* **Rows from a dataset**:
++++++++

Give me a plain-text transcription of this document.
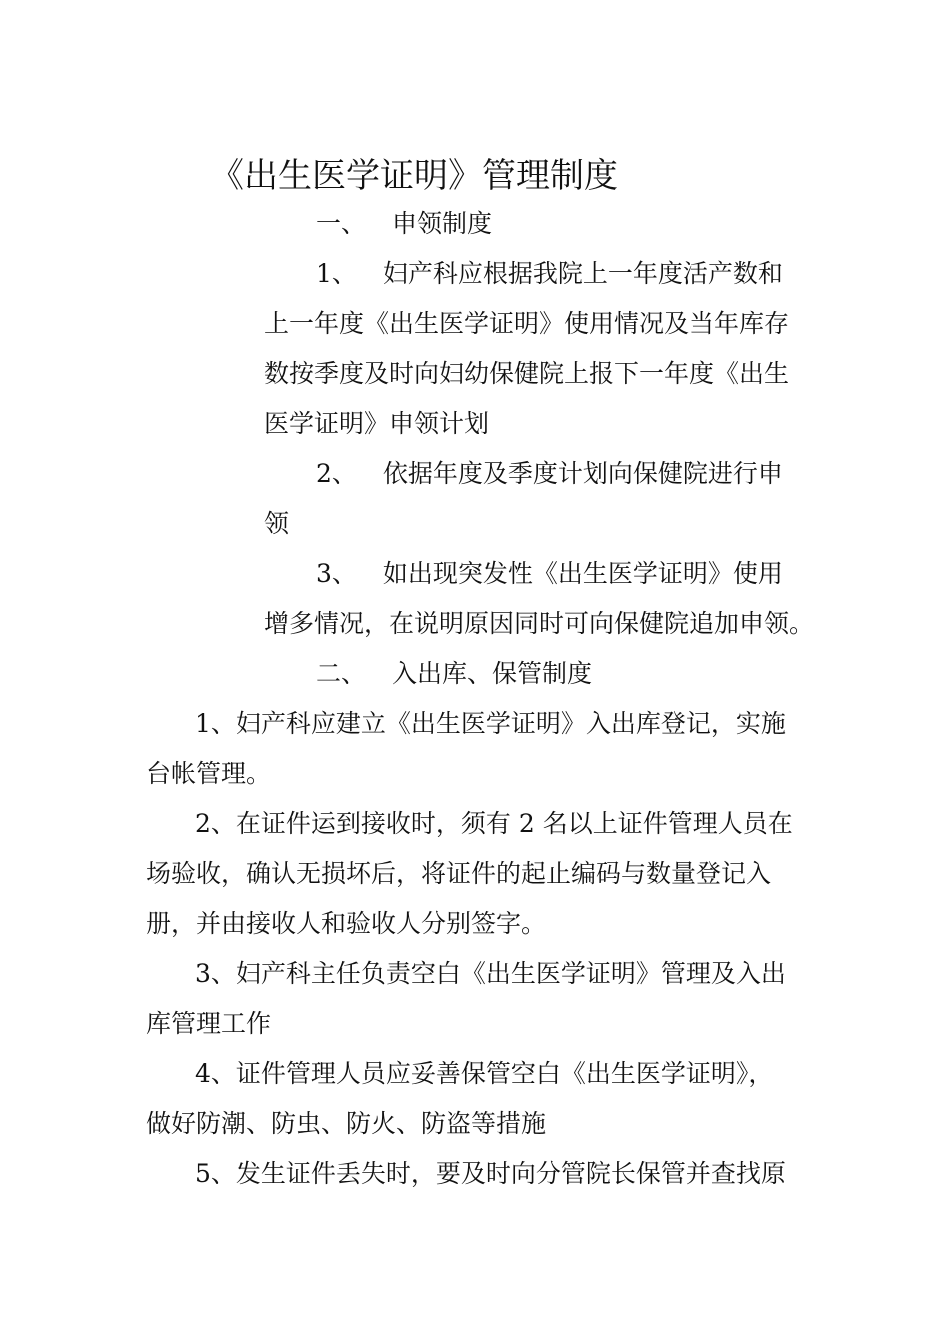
《出生医学证明》管理制度
一、 申领制度
1、 妇产科应根据我院上一年度活产数和
上一年度《出生医学证明》使用情况及当年库存
数按季度及时向妇幼保健院上报下一年度《出生
医学证明》申领计划
2、 依据年度及季度计划向保健院进行申
领
3、 如出现突发性《出生医学证明》使用
增多情况，在说明原因同时可向保健院追加申领。
二、 入出库、保管制度
1、妇产科应建立《出生医学证明》入出库登记，实施
台帐管理。
2、在证件运到接收时，须有 2 名以上证件管理人员在
场验收，确认无损坏后，将证件的起止编码与数量登记入
册，并由接收人和验收人分别签字。
3、妇产科主任负责空白《出生医学证明》管理及入出
库管理工作
4、证件管理人员应妥善保管空白《出生医学证明》，
做好防潮、防虫、防火、防盗等措施
5、发生证件丢失时，要及时向分管院长保管并查找原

++++++++

* **What to work on**:
Every line of the data above should be quoted exactly. Omit the pictures.

* **Task response**:
Give me a plain-text transcription of this document.
《出生医学证明》管理制度
一、 申领制度
1、 妇产科应根据我院上一年度活产数和
上一年度《出生医学证明》使用情况及当年库存
数按季度及时向妇幼保健院上报下一年度《出生
医学证明》申领计划
2、 依据年度及季度计划向保健院进行申
领
3、 如出现突发性《出生医学证明》使用
增多情况，在说明原因同时可向保健院追加申领。
二、 入出库、保管制度
1、妇产科应建立《出生医学证明》入出库登记，实施
台帐管理。
2、在证件运到接收时，须有 2 名以上证件管理人员在
场验收，确认无损坏后，将证件的起止编码与数量登记入
册，并由接收人和验收人分别签字。
3、妇产科主任负责空白《出生医学证明》管理及入出
库管理工作
4、证件管理人员应妥善保管空白《出生医学证明》，
做好防潮、防虫、防火、防盗等措施
5、发生证件丢失时，要及时向分管院长保管并查找原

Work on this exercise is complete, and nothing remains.